→ TASK REQUIREMENTS: List each line of the data that holds the word "JSON".

→ INFORMATION SHOWN:
= = =
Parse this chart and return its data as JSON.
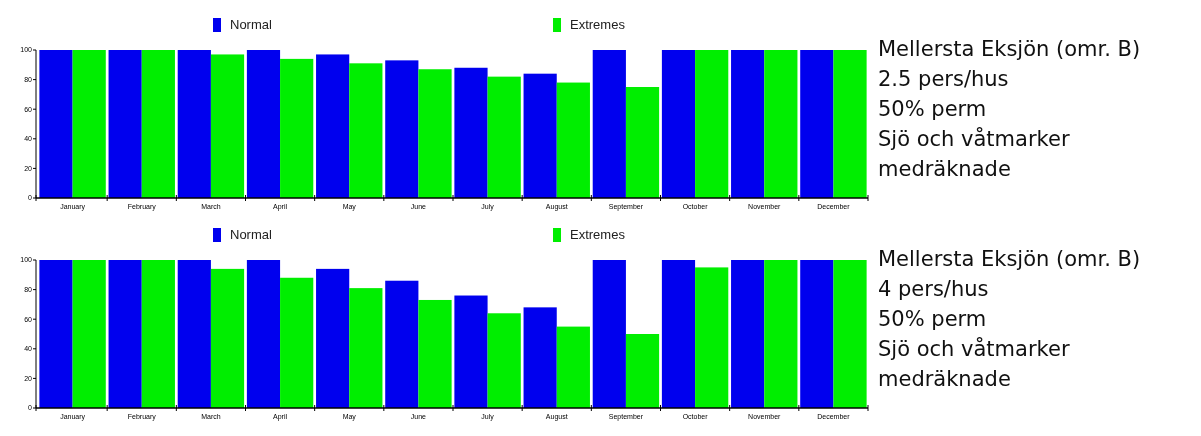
{
  "chart_data": [
    {
      "type": "bar",
      "categories": [
        "January",
        "February",
        "March",
        "April",
        "May",
        "June",
        "July",
        "August",
        "September",
        "October",
        "November",
        "December"
      ],
      "series": [
        {
          "name": "Normal",
          "color": "#0000ee",
          "values": [
            100,
            100,
            100,
            100,
            97,
            93,
            88,
            84,
            100,
            100,
            100,
            100
          ]
        },
        {
          "name": "Extremes",
          "color": "#00ee00",
          "values": [
            100,
            100,
            97,
            94,
            91,
            87,
            82,
            78,
            75,
            100,
            100,
            100
          ]
        }
      ],
      "ylim": [
        0,
        100
      ],
      "yticks": [
        0,
        20,
        40,
        60,
        80,
        100
      ],
      "legend": "top",
      "grid": false
    },
    {
      "type": "other",
      "annotations": [
        "Mellersta Eksjön (omr. B)",
        "2.5 pers/hus",
        "50% perm",
        "Sjö och våtmarker",
        "medräknade"
      ]
    },
    {
      "type": "bar",
      "categories": [
        "January",
        "February",
        "March",
        "April",
        "May",
        "June",
        "July",
        "August",
        "September",
        "October",
        "November",
        "December"
      ],
      "series": [
        {
          "name": "Normal",
          "color": "#0000ee",
          "values": [
            100,
            100,
            100,
            100,
            94,
            86,
            76,
            68,
            100,
            100,
            100,
            100
          ]
        },
        {
          "name": "Extremes",
          "color": "#00ee00",
          "values": [
            100,
            100,
            94,
            88,
            81,
            73,
            64,
            55,
            50,
            95,
            100,
            100
          ]
        }
      ],
      "ylim": [
        0,
        100
      ],
      "yticks": [
        0,
        20,
        40,
        60,
        80,
        100
      ],
      "legend": "top",
      "grid": false
    },
    {
      "type": "other",
      "annotations": [
        "Mellersta Eksjön (omr. B)",
        "4 pers/hus",
        "50% perm",
        "Sjö och våtmarker",
        "medräknade"
      ]
    }
  ]
}
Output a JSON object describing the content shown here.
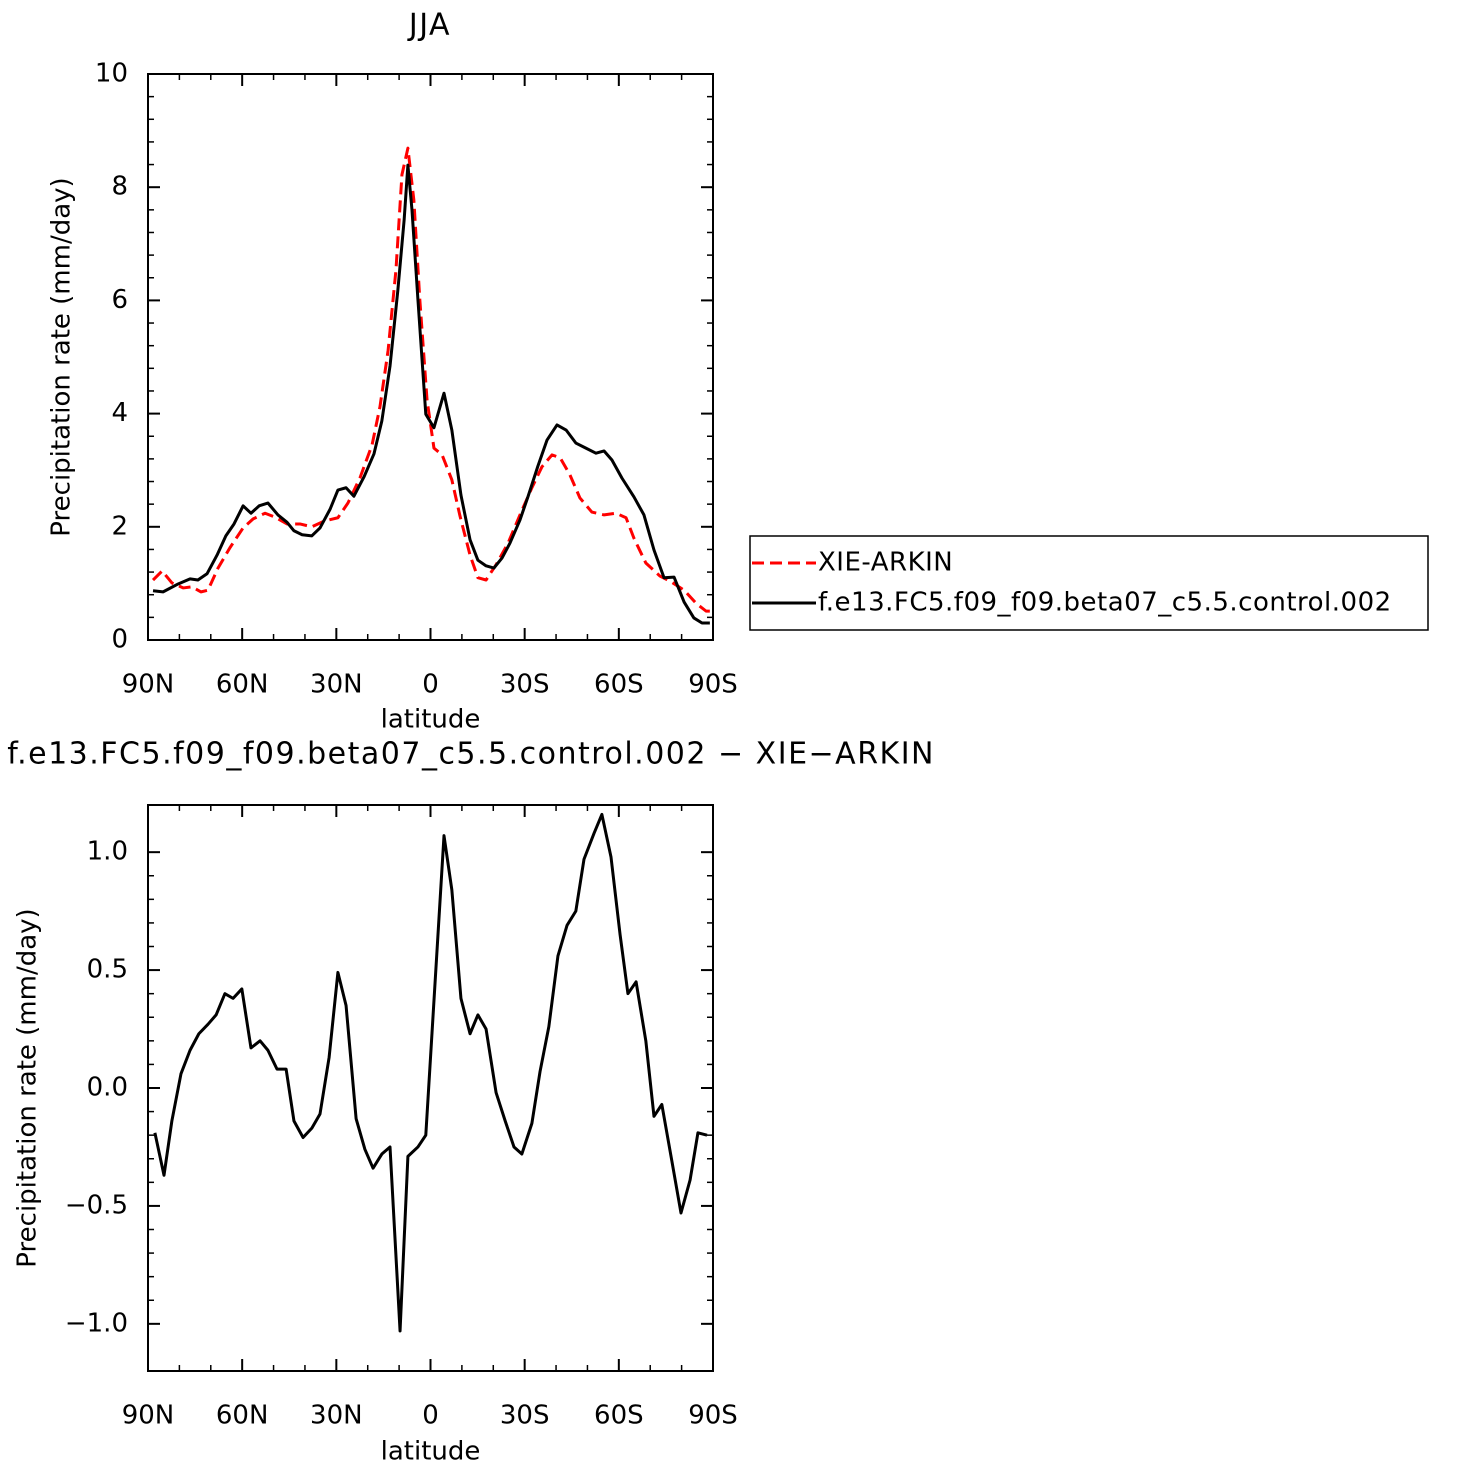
{
  "chart_data": [
    {
      "type": "line",
      "title": "JJA",
      "xlabel": "latitude",
      "ylabel": "Precipitation rate (mm/day)",
      "xlim": [
        90,
        -90
      ],
      "ylim": [
        0,
        10
      ],
      "xticks": [
        {
          "value": 90,
          "label": "90N"
        },
        {
          "value": 60,
          "label": "60N"
        },
        {
          "value": 30,
          "label": "30N"
        },
        0,
        {
          "value": -30,
          "label": "30S"
        },
        {
          "value": -60,
          "label": "60S"
        },
        {
          "value": -90,
          "label": "90S"
        }
      ],
      "yticks": [
        0,
        2,
        4,
        6,
        8,
        10
      ],
      "legend": "right",
      "series": [
        {
          "name": "XIE-ARKIN",
          "color": "#ff0000",
          "linestyle": "dashed",
          "x": [
            88.4,
            85.5,
            82.4,
            78.8,
            76.0,
            73.1,
            70.9,
            67.7,
            63.9,
            59.7,
            56.5,
            52.7,
            49.5,
            45.7,
            41.6,
            37.8,
            33.9,
            29.5,
            26.3,
            22.5,
            18.6,
            16.1,
            13.5,
            11.0,
            9.1,
            7.2,
            5.3,
            3.4,
            1.1,
            -1.1,
            -3.7,
            -6.8,
            -9.4,
            -12.6,
            -15.1,
            -17.7,
            -20.9,
            -24.7,
            -28.5,
            -32.3,
            -35.5,
            -38.7,
            -41.3,
            -44.4,
            -47.6,
            -51.4,
            -55.3,
            -59.1,
            -62.3,
            -64.8,
            -68.6,
            -73.1,
            -76.9,
            -80.8,
            -84.6,
            -87.8,
            -89.7
          ],
          "values": [
            1.06,
            1.22,
            1.01,
            0.92,
            0.94,
            0.85,
            0.88,
            1.27,
            1.63,
            1.98,
            2.14,
            2.24,
            2.17,
            2.05,
            2.05,
            2.0,
            2.1,
            2.16,
            2.42,
            2.86,
            3.45,
            4.12,
            5.12,
            6.54,
            8.22,
            8.69,
            7.77,
            6.01,
            4.24,
            3.39,
            3.27,
            2.83,
            2.19,
            1.5,
            1.1,
            1.06,
            1.33,
            1.71,
            2.21,
            2.69,
            3.06,
            3.27,
            3.22,
            2.92,
            2.51,
            2.26,
            2.21,
            2.24,
            2.16,
            1.8,
            1.36,
            1.13,
            1.02,
            0.88,
            0.65,
            0.51,
            0.51
          ]
        },
        {
          "name": "f.e13.FC5.f09_f09.beta07_c5.5.control.002",
          "color": "#000000",
          "linestyle": "solid",
          "x": [
            88.4,
            85.2,
            80.4,
            76.6,
            74.1,
            71.2,
            68.0,
            65.2,
            62.6,
            59.7,
            57.2,
            54.6,
            51.8,
            48.6,
            45.7,
            43.5,
            40.9,
            37.8,
            35.2,
            32.0,
            29.5,
            26.9,
            24.4,
            21.2,
            18.0,
            15.5,
            12.9,
            10.4,
            8.4,
            7.2,
            5.9,
            4.0,
            1.5,
            -1.1,
            -4.3,
            -6.8,
            -9.7,
            -12.6,
            -15.1,
            -17.7,
            -20.2,
            -22.8,
            -25.3,
            -28.5,
            -31.1,
            -34.2,
            -37.1,
            -40.3,
            -43.2,
            -46.3,
            -49.5,
            -52.7,
            -55.3,
            -57.8,
            -61.0,
            -64.8,
            -68.0,
            -71.2,
            -74.4,
            -77.6,
            -80.8,
            -83.9,
            -86.5,
            -89.0
          ],
          "values": [
            0.87,
            0.85,
            0.99,
            1.08,
            1.06,
            1.17,
            1.5,
            1.84,
            2.05,
            2.37,
            2.24,
            2.37,
            2.42,
            2.21,
            2.08,
            1.93,
            1.86,
            1.84,
            1.98,
            2.31,
            2.65,
            2.69,
            2.54,
            2.88,
            3.29,
            3.87,
            4.84,
            6.18,
            7.42,
            8.39,
            7.6,
            6.01,
            3.99,
            3.75,
            4.36,
            3.71,
            2.56,
            1.77,
            1.41,
            1.31,
            1.27,
            1.45,
            1.71,
            2.12,
            2.54,
            3.07,
            3.53,
            3.8,
            3.71,
            3.48,
            3.39,
            3.3,
            3.34,
            3.18,
            2.86,
            2.53,
            2.21,
            1.59,
            1.1,
            1.11,
            0.67,
            0.39,
            0.3,
            0.3
          ]
        }
      ]
    },
    {
      "type": "line",
      "title": "f.e13.FC5.f09_f09.beta07_c5.5.control.002 − XIE−ARKIN",
      "xlabel": "latitude",
      "ylabel": "Precipitation rate (mm/day)",
      "xlim": [
        90,
        -90
      ],
      "ylim": [
        -1.2,
        1.2
      ],
      "xticks": [
        {
          "value": 90,
          "label": "90N"
        },
        {
          "value": 60,
          "label": "60N"
        },
        {
          "value": 30,
          "label": "30N"
        },
        0,
        {
          "value": -30,
          "label": "30S"
        },
        {
          "value": -60,
          "label": "60S"
        },
        {
          "value": -90,
          "label": "90S"
        }
      ],
      "yticks": [
        {
          "value": -1,
          "label": "−1.0"
        },
        {
          "value": -0.5,
          "label": "−0.5"
        },
        {
          "value": 0,
          "label": "0.0"
        },
        0.5,
        {
          "value": 1,
          "label": "1.0"
        }
      ],
      "series": [
        {
          "color": "#000000",
          "linestyle": "solid",
          "x": [
            87.8,
            84.9,
            82.4,
            79.5,
            76.6,
            73.8,
            70.9,
            68.3,
            65.5,
            62.9,
            60.1,
            57.2,
            54.3,
            51.8,
            48.9,
            46.0,
            43.5,
            40.6,
            37.8,
            35.2,
            32.3,
            29.5,
            26.9,
            23.7,
            20.9,
            18.3,
            15.5,
            12.9,
            9.7,
            7.2,
            4.0,
            1.5,
            -4.3,
            -6.8,
            -9.7,
            -12.6,
            -15.1,
            -17.7,
            -20.9,
            -23.8,
            -26.6,
            -29.1,
            -32.3,
            -34.9,
            -37.7,
            -40.6,
            -43.5,
            -46.3,
            -48.9,
            -52.1,
            -54.6,
            -57.5,
            -60.4,
            -62.9,
            -65.5,
            -68.6,
            -71.2,
            -73.7,
            -76.9,
            -79.8,
            -82.7,
            -85.2,
            -88.1
          ],
          "values": [
            -0.19,
            -0.37,
            -0.14,
            0.06,
            0.16,
            0.23,
            0.27,
            0.31,
            0.4,
            0.38,
            0.42,
            0.17,
            0.2,
            0.16,
            0.08,
            0.08,
            -0.14,
            -0.21,
            -0.17,
            -0.11,
            0.13,
            0.49,
            0.35,
            -0.13,
            -0.26,
            -0.34,
            -0.28,
            -0.25,
            -1.03,
            -0.29,
            -0.25,
            -0.2,
            1.07,
            0.84,
            0.38,
            0.23,
            0.31,
            0.25,
            -0.02,
            -0.14,
            -0.25,
            -0.28,
            -0.15,
            0.07,
            0.26,
            0.56,
            0.69,
            0.75,
            0.97,
            1.08,
            1.16,
            0.98,
            0.65,
            0.4,
            0.45,
            0.2,
            -0.12,
            -0.07,
            -0.31,
            -0.53,
            -0.39,
            -0.19,
            -0.2
          ]
        }
      ]
    }
  ]
}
= = =
→ RESULT OF THIS EXERCISE:
Parse this chart and return its data as JSON.
Output a JSON object describing the content shown here.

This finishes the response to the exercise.